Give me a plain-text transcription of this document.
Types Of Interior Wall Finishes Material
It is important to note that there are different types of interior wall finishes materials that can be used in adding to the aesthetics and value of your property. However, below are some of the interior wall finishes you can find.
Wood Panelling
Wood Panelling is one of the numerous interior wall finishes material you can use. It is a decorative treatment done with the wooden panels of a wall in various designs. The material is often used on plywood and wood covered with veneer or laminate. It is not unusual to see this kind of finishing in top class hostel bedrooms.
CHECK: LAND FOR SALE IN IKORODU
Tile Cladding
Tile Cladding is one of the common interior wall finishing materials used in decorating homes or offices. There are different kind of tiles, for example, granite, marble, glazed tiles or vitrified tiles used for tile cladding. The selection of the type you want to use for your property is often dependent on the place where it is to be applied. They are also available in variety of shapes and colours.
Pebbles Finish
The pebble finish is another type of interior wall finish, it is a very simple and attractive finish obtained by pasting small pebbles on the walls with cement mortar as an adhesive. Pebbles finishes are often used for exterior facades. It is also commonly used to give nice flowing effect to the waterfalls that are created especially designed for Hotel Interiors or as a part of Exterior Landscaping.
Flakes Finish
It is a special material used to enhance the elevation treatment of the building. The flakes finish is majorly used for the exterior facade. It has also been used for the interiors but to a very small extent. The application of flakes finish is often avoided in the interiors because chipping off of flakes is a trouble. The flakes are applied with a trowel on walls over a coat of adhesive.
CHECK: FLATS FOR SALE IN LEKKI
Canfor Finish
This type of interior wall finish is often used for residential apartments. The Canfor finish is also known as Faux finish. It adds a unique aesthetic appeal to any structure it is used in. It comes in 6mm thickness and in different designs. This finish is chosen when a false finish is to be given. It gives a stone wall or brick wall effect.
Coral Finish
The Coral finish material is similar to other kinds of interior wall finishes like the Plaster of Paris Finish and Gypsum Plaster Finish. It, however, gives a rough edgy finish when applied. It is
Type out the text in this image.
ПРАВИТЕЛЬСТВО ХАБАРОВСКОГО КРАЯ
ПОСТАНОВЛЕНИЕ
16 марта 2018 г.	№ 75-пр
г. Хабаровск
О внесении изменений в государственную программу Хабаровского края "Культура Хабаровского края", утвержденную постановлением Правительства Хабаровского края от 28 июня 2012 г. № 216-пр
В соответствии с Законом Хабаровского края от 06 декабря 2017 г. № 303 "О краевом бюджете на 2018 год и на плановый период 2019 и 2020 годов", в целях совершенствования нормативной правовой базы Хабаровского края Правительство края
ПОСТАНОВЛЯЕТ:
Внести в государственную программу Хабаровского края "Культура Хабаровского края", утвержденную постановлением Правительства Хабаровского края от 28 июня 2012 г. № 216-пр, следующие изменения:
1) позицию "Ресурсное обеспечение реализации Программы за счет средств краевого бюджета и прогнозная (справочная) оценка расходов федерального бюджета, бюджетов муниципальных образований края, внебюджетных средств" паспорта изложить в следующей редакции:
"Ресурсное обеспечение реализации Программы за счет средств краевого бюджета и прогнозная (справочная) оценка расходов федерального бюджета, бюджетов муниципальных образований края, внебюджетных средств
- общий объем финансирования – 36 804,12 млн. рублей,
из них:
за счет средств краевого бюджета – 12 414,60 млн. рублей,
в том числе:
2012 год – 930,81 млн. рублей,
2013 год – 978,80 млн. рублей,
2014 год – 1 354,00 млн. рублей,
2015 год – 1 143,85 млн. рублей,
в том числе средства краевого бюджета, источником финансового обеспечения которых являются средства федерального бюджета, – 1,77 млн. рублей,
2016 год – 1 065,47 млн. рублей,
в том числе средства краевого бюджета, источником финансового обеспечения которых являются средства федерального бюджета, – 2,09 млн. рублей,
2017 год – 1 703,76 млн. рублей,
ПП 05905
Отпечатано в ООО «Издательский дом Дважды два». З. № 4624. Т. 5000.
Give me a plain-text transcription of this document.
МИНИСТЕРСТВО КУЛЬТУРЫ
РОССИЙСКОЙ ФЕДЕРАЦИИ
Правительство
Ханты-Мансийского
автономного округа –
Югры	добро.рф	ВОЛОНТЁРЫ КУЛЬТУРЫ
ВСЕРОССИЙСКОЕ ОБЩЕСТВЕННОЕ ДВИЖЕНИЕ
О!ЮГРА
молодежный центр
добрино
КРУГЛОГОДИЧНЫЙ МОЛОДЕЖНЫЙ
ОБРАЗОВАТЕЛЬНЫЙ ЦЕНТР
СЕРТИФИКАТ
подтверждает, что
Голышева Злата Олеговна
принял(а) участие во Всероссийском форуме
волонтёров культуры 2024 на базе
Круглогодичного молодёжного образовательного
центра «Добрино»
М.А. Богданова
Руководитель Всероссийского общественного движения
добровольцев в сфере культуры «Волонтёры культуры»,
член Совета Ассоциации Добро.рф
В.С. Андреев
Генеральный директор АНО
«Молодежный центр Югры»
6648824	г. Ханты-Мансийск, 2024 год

+--

**PROBLEM DESCRIPTION**
In the material above, find each line that contains the word "внебюджетных", and select it.

**COMPLETE RESPONSE**
1) позицию "Ресурсное обеспечение реализации Программы за счет средств краевого бюджета и прогнозная (справочная) оценка расходов федерального бюджета, бюджетов муниципальных образований края, внебюджетных средств" паспорта изложить в следующей редакции:
"Ресурсное обеспечение реализации Программы за счет средств краевого бюджета и прогнозная (справочная) оценка расходов федерального бюджета, бюджетов муниципальных образований края, внебюджетных средств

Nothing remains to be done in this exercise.